> Work required: Gather up all lines that carry the word "Remove".

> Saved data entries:
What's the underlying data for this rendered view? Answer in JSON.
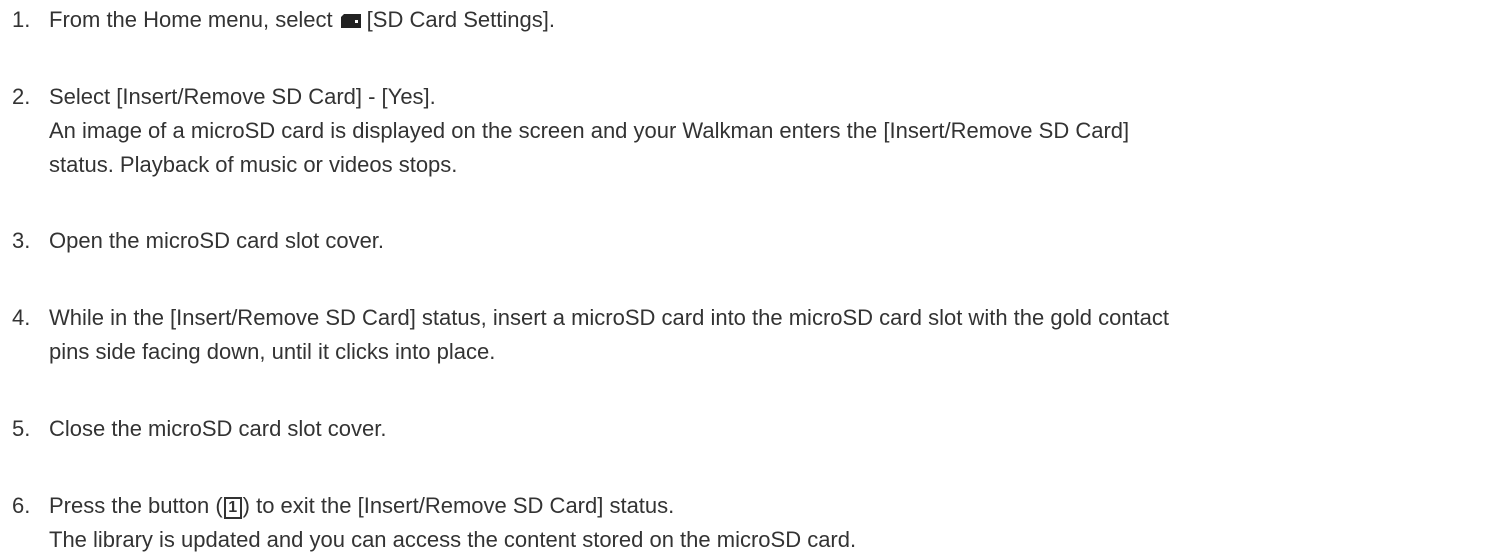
{
  "steps": [
    {
      "number": "1.",
      "lines": [
        "From the Home menu, select",
        "[SD Card Settings]."
      ],
      "icon": "sd-card-icon"
    },
    {
      "number": "2.",
      "lines": [
        "Select [Insert/Remove SD Card] - [Yes].",
        "An image of a microSD card is displayed on the screen and your Walkman enters the [Insert/Remove SD Card]",
        "status. Playback of music or videos stops."
      ]
    },
    {
      "number": "3.",
      "lines": [
        "Open the microSD card slot cover."
      ]
    },
    {
      "number": "4.",
      "lines": [
        "While in the [Insert/Remove SD Card] status, insert a microSD card into the microSD card slot with the gold contact",
        "pins side facing down, until it clicks into place."
      ]
    },
    {
      "number": "5.",
      "lines": [
        "Close the microSD card slot cover."
      ]
    },
    {
      "number": "6.",
      "lines": [
        "Press the button (",
        "1",
        ") to exit the [Insert/Remove SD Card] status.",
        "The library is updated and you can access the content stored on the microSD card."
      ]
    }
  ]
}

> Exercise solution:
        "Select [Insert/Remove SD Card] - [Yes].",
        "An image of a microSD card is displayed on the screen and your Walkman enters the [Insert/Remove SD Card]",
        "While in the [Insert/Remove SD Card] status, insert a microSD card into the microSD card slot with the gold contact",
        ") to exit the [Insert/Remove SD Card] status.",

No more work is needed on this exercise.